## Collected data

--------------------------------------------------

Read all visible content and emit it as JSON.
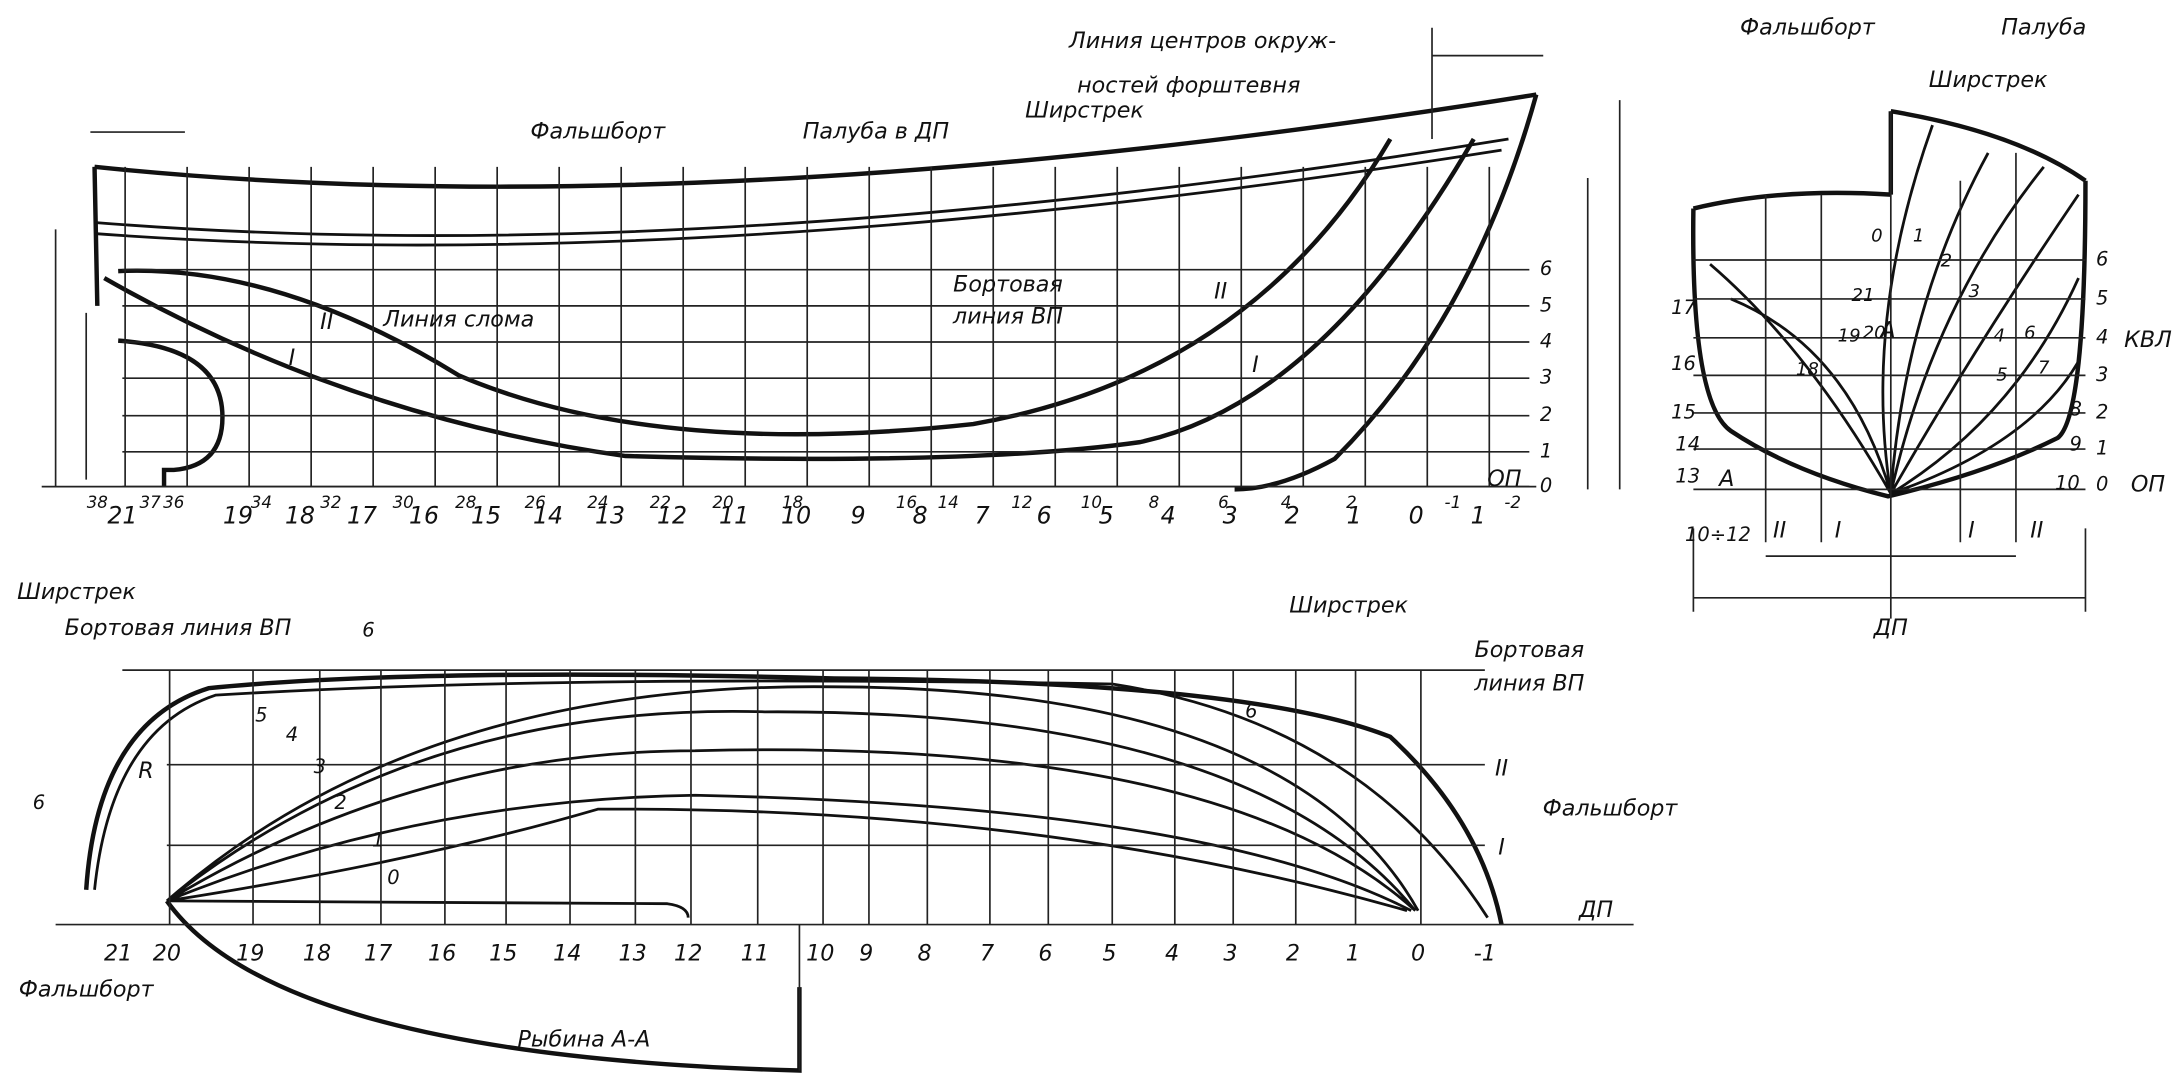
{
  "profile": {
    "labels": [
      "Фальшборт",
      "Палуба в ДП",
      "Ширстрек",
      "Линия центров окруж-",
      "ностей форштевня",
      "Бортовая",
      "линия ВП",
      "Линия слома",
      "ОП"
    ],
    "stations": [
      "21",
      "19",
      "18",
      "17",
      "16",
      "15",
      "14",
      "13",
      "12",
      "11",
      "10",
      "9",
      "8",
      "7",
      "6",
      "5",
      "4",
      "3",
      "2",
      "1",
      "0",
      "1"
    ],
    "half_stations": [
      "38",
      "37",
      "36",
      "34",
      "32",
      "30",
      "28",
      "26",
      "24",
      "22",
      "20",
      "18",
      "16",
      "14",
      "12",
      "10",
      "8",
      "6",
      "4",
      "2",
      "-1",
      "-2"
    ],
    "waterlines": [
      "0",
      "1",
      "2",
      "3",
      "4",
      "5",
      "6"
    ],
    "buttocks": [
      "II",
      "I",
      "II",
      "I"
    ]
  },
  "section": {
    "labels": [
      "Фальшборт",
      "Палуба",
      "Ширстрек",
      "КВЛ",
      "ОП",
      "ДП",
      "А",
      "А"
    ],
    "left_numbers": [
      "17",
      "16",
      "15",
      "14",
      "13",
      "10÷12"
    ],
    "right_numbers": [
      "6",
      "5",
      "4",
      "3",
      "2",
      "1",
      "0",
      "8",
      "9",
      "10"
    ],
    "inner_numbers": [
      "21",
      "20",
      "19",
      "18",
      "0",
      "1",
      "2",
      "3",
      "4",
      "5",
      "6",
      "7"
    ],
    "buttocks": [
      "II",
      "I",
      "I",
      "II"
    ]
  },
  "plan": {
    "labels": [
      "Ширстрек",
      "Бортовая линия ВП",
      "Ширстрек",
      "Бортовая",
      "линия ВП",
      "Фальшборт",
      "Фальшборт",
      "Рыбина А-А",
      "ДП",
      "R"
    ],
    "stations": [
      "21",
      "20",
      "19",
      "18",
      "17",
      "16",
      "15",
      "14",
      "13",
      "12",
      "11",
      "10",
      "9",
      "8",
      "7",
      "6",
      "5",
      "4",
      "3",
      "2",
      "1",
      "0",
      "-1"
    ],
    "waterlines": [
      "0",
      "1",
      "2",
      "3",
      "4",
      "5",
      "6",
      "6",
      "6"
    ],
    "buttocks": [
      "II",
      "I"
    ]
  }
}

--------------------------------------------------

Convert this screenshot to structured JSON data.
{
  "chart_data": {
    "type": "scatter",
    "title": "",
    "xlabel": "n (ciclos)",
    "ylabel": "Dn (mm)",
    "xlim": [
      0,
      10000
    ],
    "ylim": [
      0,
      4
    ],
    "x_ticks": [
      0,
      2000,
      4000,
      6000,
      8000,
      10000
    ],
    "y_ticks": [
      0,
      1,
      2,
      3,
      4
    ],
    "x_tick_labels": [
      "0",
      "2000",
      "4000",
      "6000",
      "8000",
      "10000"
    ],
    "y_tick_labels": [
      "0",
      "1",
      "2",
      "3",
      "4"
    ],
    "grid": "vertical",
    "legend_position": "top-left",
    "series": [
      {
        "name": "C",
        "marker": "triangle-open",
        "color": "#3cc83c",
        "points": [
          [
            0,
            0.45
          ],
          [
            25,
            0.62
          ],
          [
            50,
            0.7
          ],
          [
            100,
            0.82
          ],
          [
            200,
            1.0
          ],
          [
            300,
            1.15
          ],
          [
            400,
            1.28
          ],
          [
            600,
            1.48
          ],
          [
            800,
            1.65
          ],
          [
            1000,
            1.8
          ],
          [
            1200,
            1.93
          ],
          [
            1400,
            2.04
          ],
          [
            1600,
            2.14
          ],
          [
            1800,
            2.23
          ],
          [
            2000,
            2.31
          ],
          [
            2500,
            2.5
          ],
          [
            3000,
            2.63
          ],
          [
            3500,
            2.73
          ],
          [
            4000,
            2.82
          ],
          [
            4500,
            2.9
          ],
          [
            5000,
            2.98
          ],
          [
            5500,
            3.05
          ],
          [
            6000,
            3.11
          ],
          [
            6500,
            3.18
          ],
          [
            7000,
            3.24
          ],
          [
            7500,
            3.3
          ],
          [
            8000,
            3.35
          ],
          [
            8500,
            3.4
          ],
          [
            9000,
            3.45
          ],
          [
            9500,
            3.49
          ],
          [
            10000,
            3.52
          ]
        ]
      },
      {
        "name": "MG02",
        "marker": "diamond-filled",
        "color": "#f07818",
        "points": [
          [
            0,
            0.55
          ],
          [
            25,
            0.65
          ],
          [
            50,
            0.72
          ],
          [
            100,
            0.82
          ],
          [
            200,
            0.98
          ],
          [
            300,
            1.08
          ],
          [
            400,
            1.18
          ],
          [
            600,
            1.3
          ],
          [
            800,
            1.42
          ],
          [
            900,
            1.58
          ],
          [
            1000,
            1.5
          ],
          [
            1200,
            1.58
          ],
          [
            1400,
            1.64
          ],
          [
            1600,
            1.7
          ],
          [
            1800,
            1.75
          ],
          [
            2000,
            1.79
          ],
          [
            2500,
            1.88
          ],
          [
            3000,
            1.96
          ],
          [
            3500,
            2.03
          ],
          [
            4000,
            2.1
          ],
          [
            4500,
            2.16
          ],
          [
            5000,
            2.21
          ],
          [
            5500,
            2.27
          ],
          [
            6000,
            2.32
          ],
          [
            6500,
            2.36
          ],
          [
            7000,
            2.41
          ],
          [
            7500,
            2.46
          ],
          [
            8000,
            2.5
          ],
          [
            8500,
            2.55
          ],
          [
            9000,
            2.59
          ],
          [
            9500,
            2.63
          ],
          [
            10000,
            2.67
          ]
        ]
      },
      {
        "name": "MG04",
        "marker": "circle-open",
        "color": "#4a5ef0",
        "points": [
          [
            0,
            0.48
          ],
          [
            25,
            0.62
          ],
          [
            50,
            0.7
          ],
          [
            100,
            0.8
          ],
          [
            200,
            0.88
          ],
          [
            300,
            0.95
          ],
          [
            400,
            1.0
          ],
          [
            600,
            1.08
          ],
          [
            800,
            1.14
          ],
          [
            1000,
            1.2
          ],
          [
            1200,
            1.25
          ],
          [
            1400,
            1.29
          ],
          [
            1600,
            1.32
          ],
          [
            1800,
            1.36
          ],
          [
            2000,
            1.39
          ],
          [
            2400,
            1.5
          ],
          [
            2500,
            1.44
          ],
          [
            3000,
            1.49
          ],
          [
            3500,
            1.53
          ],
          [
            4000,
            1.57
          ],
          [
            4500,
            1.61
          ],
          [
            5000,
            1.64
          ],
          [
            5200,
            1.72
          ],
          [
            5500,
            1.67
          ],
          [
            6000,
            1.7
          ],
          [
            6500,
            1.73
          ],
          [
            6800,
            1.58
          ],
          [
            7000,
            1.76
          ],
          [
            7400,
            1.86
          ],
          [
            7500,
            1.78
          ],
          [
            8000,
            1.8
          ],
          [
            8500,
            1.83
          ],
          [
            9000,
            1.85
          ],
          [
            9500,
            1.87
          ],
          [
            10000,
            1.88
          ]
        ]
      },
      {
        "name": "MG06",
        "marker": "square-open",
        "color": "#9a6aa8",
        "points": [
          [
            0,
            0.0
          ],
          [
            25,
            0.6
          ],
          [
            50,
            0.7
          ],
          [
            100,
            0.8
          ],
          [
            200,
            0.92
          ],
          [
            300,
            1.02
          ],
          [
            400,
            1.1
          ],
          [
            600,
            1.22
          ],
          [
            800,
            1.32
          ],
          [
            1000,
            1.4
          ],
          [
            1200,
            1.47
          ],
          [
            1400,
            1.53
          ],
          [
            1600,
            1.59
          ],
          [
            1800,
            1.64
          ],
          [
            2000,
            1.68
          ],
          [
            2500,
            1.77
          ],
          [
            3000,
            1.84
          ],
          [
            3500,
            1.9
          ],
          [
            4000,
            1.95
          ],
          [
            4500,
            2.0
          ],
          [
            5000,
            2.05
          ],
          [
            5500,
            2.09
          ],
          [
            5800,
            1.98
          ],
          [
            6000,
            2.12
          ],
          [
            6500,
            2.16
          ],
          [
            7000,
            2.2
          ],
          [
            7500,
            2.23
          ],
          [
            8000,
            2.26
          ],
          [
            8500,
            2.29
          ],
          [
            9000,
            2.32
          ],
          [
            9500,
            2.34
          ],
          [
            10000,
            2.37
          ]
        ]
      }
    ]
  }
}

--------------------------------------------------

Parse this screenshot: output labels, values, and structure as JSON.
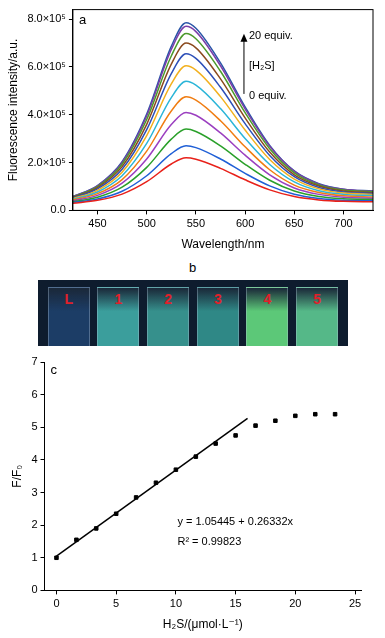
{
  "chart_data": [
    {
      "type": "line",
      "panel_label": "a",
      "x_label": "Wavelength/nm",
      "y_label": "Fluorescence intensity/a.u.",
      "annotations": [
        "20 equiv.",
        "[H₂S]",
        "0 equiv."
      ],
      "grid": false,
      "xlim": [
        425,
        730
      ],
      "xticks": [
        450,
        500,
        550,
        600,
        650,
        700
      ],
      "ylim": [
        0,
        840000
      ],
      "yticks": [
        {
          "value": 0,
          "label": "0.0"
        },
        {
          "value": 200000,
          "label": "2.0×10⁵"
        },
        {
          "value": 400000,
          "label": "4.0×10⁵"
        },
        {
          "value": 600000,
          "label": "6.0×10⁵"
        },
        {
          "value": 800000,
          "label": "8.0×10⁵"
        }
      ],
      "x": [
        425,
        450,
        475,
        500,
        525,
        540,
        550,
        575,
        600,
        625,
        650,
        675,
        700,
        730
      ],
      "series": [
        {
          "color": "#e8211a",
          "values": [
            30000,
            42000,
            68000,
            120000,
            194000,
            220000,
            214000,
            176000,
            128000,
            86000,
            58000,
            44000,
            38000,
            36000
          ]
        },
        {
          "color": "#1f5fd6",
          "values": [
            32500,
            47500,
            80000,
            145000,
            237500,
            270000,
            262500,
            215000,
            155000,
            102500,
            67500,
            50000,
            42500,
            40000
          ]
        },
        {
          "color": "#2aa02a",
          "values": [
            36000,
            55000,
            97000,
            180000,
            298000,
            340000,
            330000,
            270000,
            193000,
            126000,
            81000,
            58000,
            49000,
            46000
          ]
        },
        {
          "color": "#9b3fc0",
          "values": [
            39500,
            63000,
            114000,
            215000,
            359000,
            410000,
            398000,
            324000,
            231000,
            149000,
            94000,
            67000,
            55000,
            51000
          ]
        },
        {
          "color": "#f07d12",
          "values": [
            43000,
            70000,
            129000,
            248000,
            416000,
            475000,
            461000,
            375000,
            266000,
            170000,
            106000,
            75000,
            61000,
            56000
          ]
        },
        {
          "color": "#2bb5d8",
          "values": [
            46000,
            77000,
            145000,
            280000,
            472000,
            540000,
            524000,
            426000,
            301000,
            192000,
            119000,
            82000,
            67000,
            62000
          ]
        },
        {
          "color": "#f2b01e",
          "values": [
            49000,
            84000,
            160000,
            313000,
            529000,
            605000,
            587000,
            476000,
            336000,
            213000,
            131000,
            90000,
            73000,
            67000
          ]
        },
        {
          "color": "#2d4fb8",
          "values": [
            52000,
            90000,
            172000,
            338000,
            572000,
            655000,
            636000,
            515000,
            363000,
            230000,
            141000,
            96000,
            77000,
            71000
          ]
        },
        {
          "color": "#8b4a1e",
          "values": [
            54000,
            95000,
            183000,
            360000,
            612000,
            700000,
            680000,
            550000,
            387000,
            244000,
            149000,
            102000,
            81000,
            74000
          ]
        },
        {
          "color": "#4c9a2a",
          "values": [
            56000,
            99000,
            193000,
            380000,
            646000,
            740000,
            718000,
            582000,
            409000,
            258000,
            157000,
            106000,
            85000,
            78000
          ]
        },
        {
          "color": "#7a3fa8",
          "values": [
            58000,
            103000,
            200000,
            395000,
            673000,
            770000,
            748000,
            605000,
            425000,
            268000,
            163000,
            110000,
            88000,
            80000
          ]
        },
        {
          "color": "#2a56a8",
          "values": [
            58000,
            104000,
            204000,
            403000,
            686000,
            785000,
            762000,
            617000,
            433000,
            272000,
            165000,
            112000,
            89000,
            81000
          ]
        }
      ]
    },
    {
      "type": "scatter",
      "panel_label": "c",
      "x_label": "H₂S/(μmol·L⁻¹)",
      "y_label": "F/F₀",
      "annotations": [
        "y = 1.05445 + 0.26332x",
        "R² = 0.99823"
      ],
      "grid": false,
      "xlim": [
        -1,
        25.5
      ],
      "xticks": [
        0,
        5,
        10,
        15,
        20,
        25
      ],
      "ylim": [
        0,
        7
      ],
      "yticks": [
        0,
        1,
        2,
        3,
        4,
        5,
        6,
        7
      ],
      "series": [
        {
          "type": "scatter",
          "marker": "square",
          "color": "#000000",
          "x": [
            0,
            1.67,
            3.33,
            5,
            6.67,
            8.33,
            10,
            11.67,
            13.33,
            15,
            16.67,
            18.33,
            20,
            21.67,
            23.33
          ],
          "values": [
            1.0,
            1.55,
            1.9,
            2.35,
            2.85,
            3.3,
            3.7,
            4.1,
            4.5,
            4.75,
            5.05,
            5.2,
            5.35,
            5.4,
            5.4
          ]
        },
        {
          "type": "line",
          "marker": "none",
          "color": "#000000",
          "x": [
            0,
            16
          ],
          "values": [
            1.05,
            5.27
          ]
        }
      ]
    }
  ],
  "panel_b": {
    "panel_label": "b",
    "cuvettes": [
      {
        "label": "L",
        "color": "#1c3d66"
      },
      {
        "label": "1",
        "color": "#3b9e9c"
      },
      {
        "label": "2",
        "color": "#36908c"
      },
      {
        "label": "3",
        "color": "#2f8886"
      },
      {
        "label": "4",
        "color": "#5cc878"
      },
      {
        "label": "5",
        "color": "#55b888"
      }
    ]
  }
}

--------------------------------------------------

## Set problem
Search the preceding listing for "JSON" and extract every line where it is found.

## Result
Read all visible content and emit it as JSON.
Convert this screenshot to structured JSON data.
Parse this screenshot: output labels, values, and structure as JSON.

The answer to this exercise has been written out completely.